___ EXTRAIT DU TEXTE
Il était une fois… le western

Le rêve américain serait-il né sur la selle d’un cheval au galop ? Entre légende et réalité, l’esprit qui anima la conquête des territoires nord-américains tient tout entier dans l’univers du Western. Du XIXe siècle à nos jours, le musée des beaux-arts de Montréal s’en fait l’écho, le miroir, la conscience. Voyage au cœur d’une mythologie bien vivante. Construite comme un film, avec ses protagonistes, ses arrêts sur images, ses course-poursuites, ses travelings et ses décors, l’exposition Il était une fois… le western, retrace la grande aventure de l’Ouest en quelque 400 œuvres, toiles, installations, extraits de films et documents inédits. 

L’irrépressible élan d’une charge de cavalerie, le sourd tonnerre de milliers de sabots foulant une plaine sans fin, le sifflement des balles ou le chaos de brinquebalantes roulottes, aventurées dans une nature inamicale, sont autant d’images et de sensations universellement partagées. Déployées à l’envi par les peintres, les sculpteurs, les photographes, les cinéastes hollywoodiens et européens, elles ont bâti une mythologie nord-américaine, venue s’ancrer dans la mémoire de l’enfance parmi les histoires de cape et d’épée, les super-héros ou les grandes épopées gréco-latines.

Car, oui ! Le western est bel et bien un genre à part entière, traversant les cultures, les contrées comme les disciplines, du cinéma aux arts plastiques. Et oui, encore ! Il porte en lui, autant qu’il les escamote, des réalités humaines et historiques aux survivances visibles et contemporaines. Mais au-delà, tel un prisme révélant une constellation de miroitements, cette magistrale présentation ouvre les tiroirs de la mémoire et de la conscience, confrontant au pittoresque de virils cow-boys, au folklore de la musique country et au mythe du bon et juste colon, le génocide des populations autochtones, ces peuples que dorénavant on ne nomme plus Indiens mais premières nations. Des toiles majeures du XIXe - le plus souvent commanditées en leur temps par les autorités d’état - campent les immenses plaines (un troupeau de bisons dans le lit du Missouri par William Jacob Hays) les périlleuses ruées vers les terres arables (Immigrants traversant les plaines, par Albert Bierstadt) ou encore Sur la route de Thomas Proudley Otter, qui saisit dans leur course un train lancé à toute vapeur et une roulotte dont les arceaux tendus de toiles épousent tant bien que mal la frénétique allure de son équipage. L’archaïque et le moderne se conjuguent sur une terre où tout reste à construire et, dans l’esprit de ses conquérants, à maîtriser.
______
___ DONNÉES RELEVÉES
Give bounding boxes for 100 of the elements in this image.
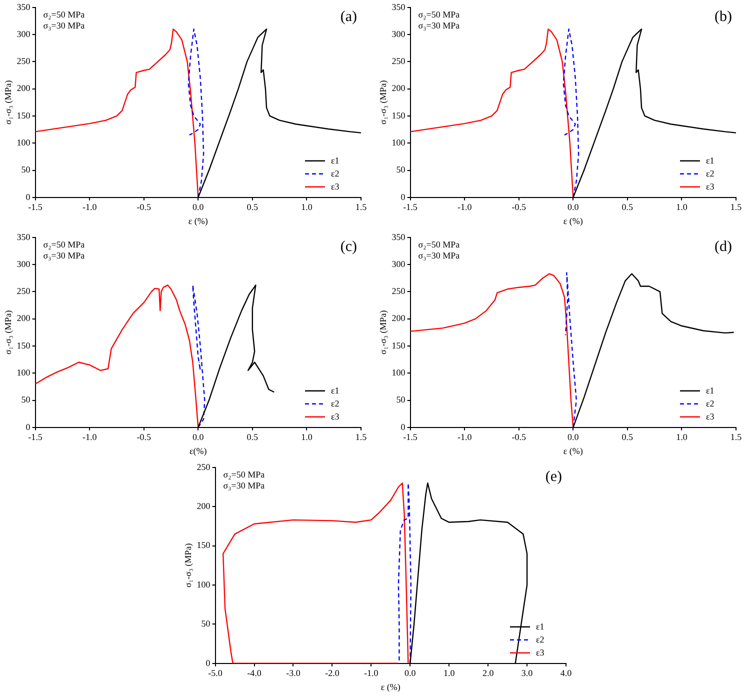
y-tick-label: 200 bbox=[16, 83, 31, 94]
chart-title: (e) bbox=[545, 468, 562, 485]
line-series bbox=[192, 284, 206, 428]
x-axis-title: ε(%) bbox=[190, 446, 207, 456]
y-tick-label: 250 bbox=[392, 56, 406, 66]
legend-label: ε3 bbox=[331, 411, 340, 422]
line-series bbox=[564, 272, 578, 428]
legend-label: ε2 bbox=[706, 168, 714, 178]
annotation: σ₃=30 MPa bbox=[418, 250, 460, 260]
y-axis-title: σ₁-σ₃ (MPa) bbox=[378, 80, 388, 125]
y-tick-label: 350 bbox=[16, 2, 31, 12]
x-tick-label: -0.5 bbox=[512, 432, 526, 442]
y-tick-label: 100 bbox=[16, 367, 31, 378]
chart-title: (b) bbox=[714, 8, 732, 25]
legend-label: ε2 bbox=[331, 168, 340, 178]
annotation: σ₃=30 MPa bbox=[223, 480, 265, 490]
chart-title: (a) bbox=[340, 8, 357, 25]
y-tick-label: 300 bbox=[392, 258, 406, 269]
y-tick-label: 0 bbox=[400, 422, 406, 432]
x-axis-title: ε (%) bbox=[188, 216, 208, 226]
x-axis-title: ε (%) bbox=[563, 216, 583, 226]
y-tick-label: 350 bbox=[16, 232, 31, 242]
x-tick-label: -1.0 bbox=[82, 432, 98, 442]
x-tick-label: 1.5 bbox=[355, 432, 368, 442]
line-series bbox=[562, 28, 580, 198]
y-tick-label: 50 bbox=[396, 394, 406, 405]
x-tick-label: -4.0 bbox=[247, 668, 262, 678]
y-tick-label: 50 bbox=[21, 394, 31, 405]
x-axis-title: ε (%) bbox=[563, 446, 583, 456]
x-tick-label: -0.5 bbox=[136, 432, 152, 442]
y-tick-label: 250 bbox=[196, 462, 211, 472]
y-tick-label: 150 bbox=[16, 340, 31, 350]
y-tick-label: 100 bbox=[16, 137, 31, 148]
legend-label: ε3 bbox=[706, 411, 715, 422]
y-tick-label: 350 bbox=[392, 232, 406, 242]
x-tick-label: 0.0 bbox=[568, 202, 580, 212]
y-tick-label: 200 bbox=[392, 313, 406, 324]
x-tick-label: 4.0 bbox=[560, 668, 572, 678]
x-tick-label: 0.0 bbox=[192, 432, 204, 442]
y-tick-label: 0 bbox=[400, 192, 406, 202]
y-tick-label: 200 bbox=[392, 83, 406, 94]
y-tick-label: 250 bbox=[16, 286, 31, 296]
line-series bbox=[188, 28, 204, 198]
y-tick-label: 300 bbox=[392, 28, 406, 39]
annotation: σ₃=30 MPa bbox=[418, 20, 460, 30]
y-axis-title: σ₁-σ₃ (MPa) bbox=[182, 543, 193, 588]
x-axis-title: ε (%) bbox=[380, 682, 400, 692]
legend-label: ε3 bbox=[536, 647, 545, 658]
x-tick-label: 1.0 bbox=[676, 432, 688, 442]
x-tick-label: -1.5 bbox=[28, 432, 43, 442]
y-axis-title: σ₁-σ₃ (MPa) bbox=[2, 310, 13, 355]
legend-label: ε3 bbox=[331, 181, 340, 192]
legend-label: ε1 bbox=[331, 155, 340, 166]
x-tick-label: 0.5 bbox=[622, 432, 634, 442]
x-tick-label: -1.5 bbox=[28, 202, 43, 212]
x-tick-label: -1.0 bbox=[457, 432, 472, 442]
x-tick-label: 0.0 bbox=[568, 432, 580, 442]
y-tick-label: 100 bbox=[392, 137, 406, 148]
y-tick-label: 300 bbox=[16, 258, 31, 269]
y-tick-label: 50 bbox=[396, 164, 406, 175]
x-tick-label: 3.0 bbox=[521, 668, 534, 678]
x-tick-label: -1.5 bbox=[403, 202, 418, 212]
y-tick-label: 150 bbox=[196, 540, 211, 550]
legend-label: ε1 bbox=[331, 385, 340, 396]
y-tick-label: 300 bbox=[16, 28, 31, 39]
y-tick-label: 200 bbox=[196, 500, 211, 511]
x-tick-label: -0.5 bbox=[512, 202, 526, 212]
x-tick-label: 0.5 bbox=[246, 202, 259, 212]
x-tick-label: -2.0 bbox=[325, 668, 340, 678]
x-tick-label: -1.5 bbox=[403, 432, 418, 442]
annotation: σ₂=50 MPa bbox=[418, 239, 460, 250]
y-tick-label: 200 bbox=[16, 313, 31, 324]
legend-label: ε2 bbox=[331, 398, 340, 408]
annotation: σ₂=50 MPa bbox=[43, 239, 85, 250]
y-tick-label: 250 bbox=[392, 286, 406, 296]
y-tick-label: 150 bbox=[392, 110, 406, 120]
y-tick-label: 100 bbox=[392, 367, 406, 378]
x-tick-label: -1.0 bbox=[364, 668, 379, 678]
x-tick-label: 0.0 bbox=[192, 202, 204, 212]
x-tick-label: 1.0 bbox=[443, 668, 456, 678]
x-tick-label: 2.0 bbox=[482, 668, 494, 678]
y-tick-label: 0 bbox=[26, 192, 31, 202]
x-tick-label: 1.0 bbox=[301, 202, 313, 212]
line-series bbox=[398, 482, 412, 664]
chart-title: (c) bbox=[340, 238, 357, 255]
y-tick-label: 100 bbox=[196, 579, 211, 590]
x-tick-label: -0.5 bbox=[136, 202, 152, 212]
annotation: σ₃=30 MPa bbox=[43, 250, 85, 260]
x-tick-label: 1.0 bbox=[301, 432, 313, 442]
x-tick-label: 0.0 bbox=[404, 668, 416, 678]
x-tick-label: -1.0 bbox=[457, 202, 472, 212]
x-tick-label: 1.0 bbox=[676, 202, 688, 212]
y-tick-label: 50 bbox=[21, 164, 31, 175]
x-tick-label: -5.0 bbox=[208, 668, 223, 678]
y-axis-title: σ₁-σ₃ (MPa) bbox=[2, 80, 13, 125]
legend-label: ε3 bbox=[706, 181, 715, 192]
legend-label: ε1 bbox=[706, 385, 714, 396]
legend-label: ε2 bbox=[706, 398, 714, 408]
y-tick-label: 0 bbox=[206, 658, 211, 668]
annotation: σ₃=30 MPa bbox=[43, 20, 85, 30]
______
◆ **EXERCICE 1**: D'après l'extrait sur le western, pourquoi le western est-il un genre à part entière ? Répondez en une ou deux phrases.
◆ **EXERCICE 2**: Recopiez mot pour mot le passage de l'extrait sur le western qui commence par « Le rêve américain » et se poursuit jusqu'à « et documents inédits. ».
◆ **EXERCICE 3**: Traduisez en anglais cette phrase de l'extrait sur le western : « Le rêve américain serait-il né sur la selle d'un cheval au galop ? »

◆ **RÉPONSE RÉDIGÉE 1**: Le western est un genre à part entière parce qu'il traverse les cultures, les contrées et les disciplines, du cinéma aux arts plastiques.

◆ **RÉPONSE RÉDIGÉE 2**:
Le rêve américain serait-il né sur la selle d’un cheval au galop ? Entre légende et réalité, l’esprit qui anima la conquête des territoires nord-américains tient tout entier dans l’univers du Western. Du XIXe siècle à nos jours, le musée des beaux-arts de Montréal s’en fait l’écho, le miroir, la conscience. Voyage au cœur d’une mythologie bien vivante. Construite comme un film, avec ses protagonistes, ses arrêts sur images, ses course-poursuites, ses travelings et ses décors, l’exposition Il était une fois… le western, retrace la grande aventure de l’Ouest en quelque 400 œuvres, toiles, installations, extraits de films et documents inédits.

◆ **RÉPONSE RÉDIGÉE 3**: Could the American dream have been born in the saddle of a galloping horse?